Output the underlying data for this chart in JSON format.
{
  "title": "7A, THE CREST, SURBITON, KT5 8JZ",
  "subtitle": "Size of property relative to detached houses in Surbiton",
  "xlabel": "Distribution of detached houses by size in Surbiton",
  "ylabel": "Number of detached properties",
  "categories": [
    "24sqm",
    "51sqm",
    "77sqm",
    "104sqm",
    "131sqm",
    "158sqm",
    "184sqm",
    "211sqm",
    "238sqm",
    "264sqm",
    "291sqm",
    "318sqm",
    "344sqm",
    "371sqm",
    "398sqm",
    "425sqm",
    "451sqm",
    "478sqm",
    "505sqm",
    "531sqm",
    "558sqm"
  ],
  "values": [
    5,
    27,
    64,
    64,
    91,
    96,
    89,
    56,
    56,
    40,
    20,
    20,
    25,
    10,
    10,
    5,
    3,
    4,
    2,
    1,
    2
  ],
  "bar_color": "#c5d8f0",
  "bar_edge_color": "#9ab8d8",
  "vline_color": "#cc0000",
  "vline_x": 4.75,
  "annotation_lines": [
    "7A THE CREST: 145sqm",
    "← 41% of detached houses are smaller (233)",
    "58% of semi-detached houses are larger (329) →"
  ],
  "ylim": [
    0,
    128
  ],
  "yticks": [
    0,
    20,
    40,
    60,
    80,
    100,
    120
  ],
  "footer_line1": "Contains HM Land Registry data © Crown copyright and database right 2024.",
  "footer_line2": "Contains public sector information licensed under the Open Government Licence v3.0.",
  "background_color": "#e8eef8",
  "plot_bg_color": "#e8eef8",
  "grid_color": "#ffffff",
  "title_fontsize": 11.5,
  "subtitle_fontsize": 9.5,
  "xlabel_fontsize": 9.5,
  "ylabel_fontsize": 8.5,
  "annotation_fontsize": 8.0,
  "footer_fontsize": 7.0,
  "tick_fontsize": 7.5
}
━━━━━━━━━━━━━━━━━━━━
### GOAL
Take the records above and return them exactly as written.

### TASK RESPONSE
Output the underlying data for this chart in JSON format.
{
  "title": "7A, THE CREST, SURBITON, KT5 8JZ",
  "subtitle": "Size of property relative to detached houses in Surbiton",
  "xlabel": "Distribution of detached houses by size in Surbiton",
  "ylabel": "Number of detached properties",
  "categories": [
    "24sqm",
    "51sqm",
    "77sqm",
    "104sqm",
    "131sqm",
    "158sqm",
    "184sqm",
    "211sqm",
    "238sqm",
    "264sqm",
    "291sqm",
    "318sqm",
    "344sqm",
    "371sqm",
    "398sqm",
    "425sqm",
    "451sqm",
    "478sqm",
    "505sqm",
    "531sqm",
    "558sqm"
  ],
  "values": [
    5,
    27,
    64,
    64,
    91,
    96,
    89,
    56,
    56,
    40,
    20,
    20,
    25,
    10,
    10,
    5,
    3,
    4,
    2,
    1,
    2
  ],
  "bar_color": "#c5d8f0",
  "bar_edge_color": "#9ab8d8",
  "vline_color": "#cc0000",
  "vline_x": 4.75,
  "annotation_lines": [
    "7A THE CREST: 145sqm",
    "← 41% of detached houses are smaller (233)",
    "58% of semi-detached houses are larger (329) →"
  ],
  "ylim": [
    0,
    128
  ],
  "yticks": [
    0,
    20,
    40,
    60,
    80,
    100,
    120
  ],
  "footer_line1": "Contains HM Land Registry data © Crown copyright and database right 2024.",
  "footer_line2": "Contains public sector information licensed under the Open Government Licence v3.0.",
  "background_color": "#e8eef8",
  "plot_bg_color": "#e8eef8",
  "grid_color": "#ffffff",
  "title_fontsize": 11.5,
  "subtitle_fontsize": 9.5,
  "xlabel_fontsize": 9.5,
  "ylabel_fontsize": 8.5,
  "annotation_fontsize": 8.0,
  "footer_fontsize": 7.0,
  "tick_fontsize": 7.5
}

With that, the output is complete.